* **EXTRAIT CHOISI**
+++++
État gripal

État gripal

Point de grands effets, au contraire : peu de plans, et des plans qui s’allongent comme pour nous laisser entrer véritablement dans l’univers et le quotidien de Pierre, cet agriculteur de 35 ans qui voue sa vie à ses vaches dont il s’occupe jour et nuit.
Ce que j’aime dans ce genre de cinéma immersif, c’est sa capacité à nous emmener dans un univers auquel nous ne connaissons rien pour au final nous permettre de vivre, pleinement, ce que connait et ressent le personnage principal.
C’est ici le pari que réussi ce film, court et efficace : 1h30, qui narre l’histoire de Pierre dont l’élevage risque de lui être confisqué à cause d’une bactérie qui court dans la région et au delà et qui risquerait de lui faire perdre toutes ses vaches, autant dire son métier, sa vie.

C’est dans la catégorie du drame qu’est rangé ce film et c’est comme un thriller qu’il est conçu.

On suit le personnage dans ses tentatives multiples, qui, souvent, ne respectent pas la loi mais qui toujours ont pour but de sauver son « patrimoine ». Ici le terme est très mal choisi puisque ce n’est nullement pour l’argent que Pierre cherche à sauver ses « godelles » mais bel et bien en guise d’amour pour elles. A l’image de l’affiche du film, l’agriculteur vit en collectivité avec ses vaches, il vit au milieu d’elles, elle représentent son quotidien bien plus que sa Soeur vétérinaire qu’il voit uniquement comme un médecin capable de l’accompagner dans les soins qu’il octroie à ses vaches et bien plus encore que ses parents qui ne font qu’envahir son chemin et sa vie.
+++++
* **DONNÉES DE L'EXERCICE**
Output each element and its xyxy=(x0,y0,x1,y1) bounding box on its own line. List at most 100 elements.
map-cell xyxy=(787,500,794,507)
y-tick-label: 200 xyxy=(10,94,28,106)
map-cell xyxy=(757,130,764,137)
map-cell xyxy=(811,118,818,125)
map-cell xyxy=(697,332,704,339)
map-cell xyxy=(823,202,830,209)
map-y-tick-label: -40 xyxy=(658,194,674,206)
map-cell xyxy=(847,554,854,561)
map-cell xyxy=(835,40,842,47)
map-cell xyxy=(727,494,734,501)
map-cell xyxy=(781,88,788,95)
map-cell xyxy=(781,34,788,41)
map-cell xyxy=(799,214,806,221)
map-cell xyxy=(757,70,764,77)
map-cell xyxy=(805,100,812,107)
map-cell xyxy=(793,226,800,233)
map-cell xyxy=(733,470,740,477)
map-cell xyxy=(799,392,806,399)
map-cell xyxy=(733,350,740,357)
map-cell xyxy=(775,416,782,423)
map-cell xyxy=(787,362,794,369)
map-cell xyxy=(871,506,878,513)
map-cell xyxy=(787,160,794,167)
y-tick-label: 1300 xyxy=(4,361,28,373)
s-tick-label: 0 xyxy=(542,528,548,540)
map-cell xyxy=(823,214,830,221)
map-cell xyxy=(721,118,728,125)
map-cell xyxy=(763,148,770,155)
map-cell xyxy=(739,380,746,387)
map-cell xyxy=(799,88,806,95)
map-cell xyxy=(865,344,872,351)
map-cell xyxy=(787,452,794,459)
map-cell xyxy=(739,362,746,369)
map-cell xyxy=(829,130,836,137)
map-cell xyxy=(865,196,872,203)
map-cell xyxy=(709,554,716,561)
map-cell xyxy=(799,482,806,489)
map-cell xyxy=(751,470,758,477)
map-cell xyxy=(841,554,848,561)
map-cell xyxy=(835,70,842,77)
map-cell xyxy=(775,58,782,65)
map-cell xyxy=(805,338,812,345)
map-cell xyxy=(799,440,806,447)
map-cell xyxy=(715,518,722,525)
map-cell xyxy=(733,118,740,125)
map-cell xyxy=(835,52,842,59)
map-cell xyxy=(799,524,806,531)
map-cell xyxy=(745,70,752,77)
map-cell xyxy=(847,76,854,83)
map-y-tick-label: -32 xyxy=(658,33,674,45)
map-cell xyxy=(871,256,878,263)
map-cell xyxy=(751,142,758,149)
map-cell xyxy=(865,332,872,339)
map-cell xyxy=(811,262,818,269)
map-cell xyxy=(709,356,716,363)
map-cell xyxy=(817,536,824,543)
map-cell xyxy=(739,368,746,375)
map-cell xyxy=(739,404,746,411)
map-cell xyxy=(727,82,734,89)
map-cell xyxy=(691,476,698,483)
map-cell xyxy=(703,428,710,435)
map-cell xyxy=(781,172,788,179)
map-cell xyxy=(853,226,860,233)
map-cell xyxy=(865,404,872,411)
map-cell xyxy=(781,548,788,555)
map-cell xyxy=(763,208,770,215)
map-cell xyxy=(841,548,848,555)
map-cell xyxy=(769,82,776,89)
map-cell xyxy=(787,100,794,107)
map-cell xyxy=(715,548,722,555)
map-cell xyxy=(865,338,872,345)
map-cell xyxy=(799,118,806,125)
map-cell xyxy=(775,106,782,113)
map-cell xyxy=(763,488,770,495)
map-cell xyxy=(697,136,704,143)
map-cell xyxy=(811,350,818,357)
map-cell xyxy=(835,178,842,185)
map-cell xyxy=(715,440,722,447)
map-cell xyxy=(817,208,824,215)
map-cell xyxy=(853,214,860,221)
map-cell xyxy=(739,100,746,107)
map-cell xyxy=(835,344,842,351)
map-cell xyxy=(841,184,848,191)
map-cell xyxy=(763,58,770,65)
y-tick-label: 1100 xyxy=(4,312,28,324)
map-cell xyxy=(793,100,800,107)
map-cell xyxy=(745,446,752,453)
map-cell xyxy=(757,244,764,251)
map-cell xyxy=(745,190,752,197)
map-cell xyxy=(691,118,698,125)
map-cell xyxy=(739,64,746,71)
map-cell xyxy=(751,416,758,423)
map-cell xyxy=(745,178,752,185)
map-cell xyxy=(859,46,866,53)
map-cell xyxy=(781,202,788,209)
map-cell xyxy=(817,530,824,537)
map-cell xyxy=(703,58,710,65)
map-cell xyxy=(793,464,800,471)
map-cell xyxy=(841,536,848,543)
+++++
Reprenez, s'il vous plaît, la critique du film sur Pierre et ses vaches à partir de sa dernière phrase, et poursuivez-la. Vous n'avez pas besoin des lignes.

* **RÉPONSE**
Le film évoque subtilement la passion d’un métier vu comme étant un métier au rabais dans une société capitaliste cf cette scène de « date » durant laquelle la boulangère lui assène un « tu sais ça ne me gène pas que tu sois agriculteur, je m’en fiche » auquel il rétorque une non compréhension : comment pourrait-il penser que son métier est perçu par certains comme étant un métier un peu crade, peu glam ou encore plouc, lui qui ne vit que par et pour l’amour qu’il a pour cette activité. Je trouve cet aspect très doux et délicatement évoqué.

Enfin, cette fin qui aura amené notre agriculteur (je ne l’ai pas encore dit mais excellent Swan Arlaud au regard à la fois inquiétant et d’une douceur infinie) sur un chemin apaisé qui peut-être le conduira vers des projets autres et plus diversifiés.
Cette fin me questionne pour tout vous dire mais le sentir apaisé est la plus belle des réponse que le film pouvait nous laisser.
Il représente est en tout état de cause une très belle déclaration d’amour à une profession trop souvent caricaturée et dénigrée.

Du vrai, du pur, un peu d’authenticité bien appréciée.